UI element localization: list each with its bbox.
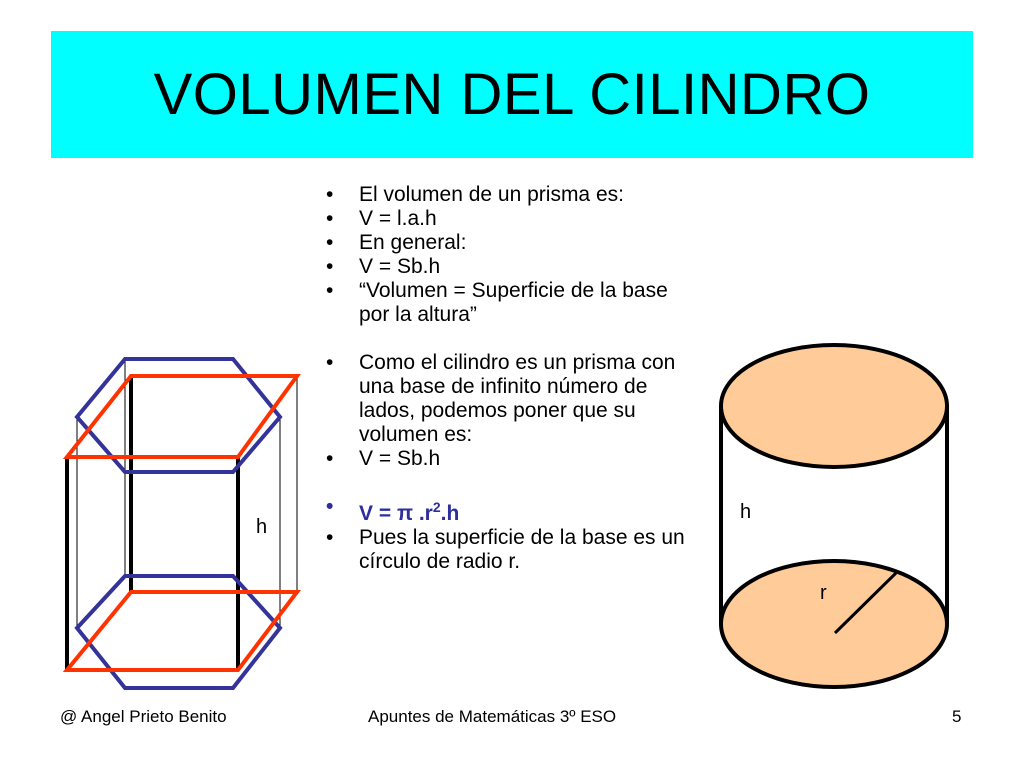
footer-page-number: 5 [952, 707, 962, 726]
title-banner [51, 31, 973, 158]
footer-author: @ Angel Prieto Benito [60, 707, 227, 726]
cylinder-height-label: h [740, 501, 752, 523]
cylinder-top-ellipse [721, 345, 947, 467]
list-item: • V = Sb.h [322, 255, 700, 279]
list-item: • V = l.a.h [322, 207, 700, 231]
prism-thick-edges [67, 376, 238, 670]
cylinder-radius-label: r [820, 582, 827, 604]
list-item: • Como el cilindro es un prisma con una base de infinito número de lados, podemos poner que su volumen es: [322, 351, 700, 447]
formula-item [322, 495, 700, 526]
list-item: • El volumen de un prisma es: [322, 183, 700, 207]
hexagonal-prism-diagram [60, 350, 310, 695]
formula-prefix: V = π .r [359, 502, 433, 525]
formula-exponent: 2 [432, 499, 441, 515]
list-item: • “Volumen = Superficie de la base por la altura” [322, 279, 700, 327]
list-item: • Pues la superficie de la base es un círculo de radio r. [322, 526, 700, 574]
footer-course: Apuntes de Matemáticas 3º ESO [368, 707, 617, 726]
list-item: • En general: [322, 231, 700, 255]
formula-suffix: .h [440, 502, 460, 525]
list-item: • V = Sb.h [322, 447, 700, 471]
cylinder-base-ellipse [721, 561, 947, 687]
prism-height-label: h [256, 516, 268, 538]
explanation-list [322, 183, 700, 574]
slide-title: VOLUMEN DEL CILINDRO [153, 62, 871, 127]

● ● ● ●

YOUR INSTRUCTIONS:
Rewrite the material as a JSON list of strings, one string per line, starting with the line that contains "footer-page-number: 5 [952, 707, 962, 726]" and going on through the line that contains "cylinder-radius-label: r [820, 582, 827, 604]". Leave out any blank lines.

TASK RESULT:
[
  "footer-page-number: 5 [952, 707, 962, 726]",
  "title-banner [51, 31, 973, 158]",
  "footer-author: @ Angel Prieto Benito [60, 707, 227, 726]",
  "cylinder-height-label: h [740, 501, 752, 523]",
  "cylinder-top-ellipse [721, 345, 947, 467]",
  "list-item: • V = Sb.h [322, 255, 700, 279]",
  "list-item: • V = l.a.h [322, 207, 700, 231]",
  "prism-thick-edges [67, 376, 238, 670]",
  "cylinder-radius-label: r [820, 582, 827, 604]"
]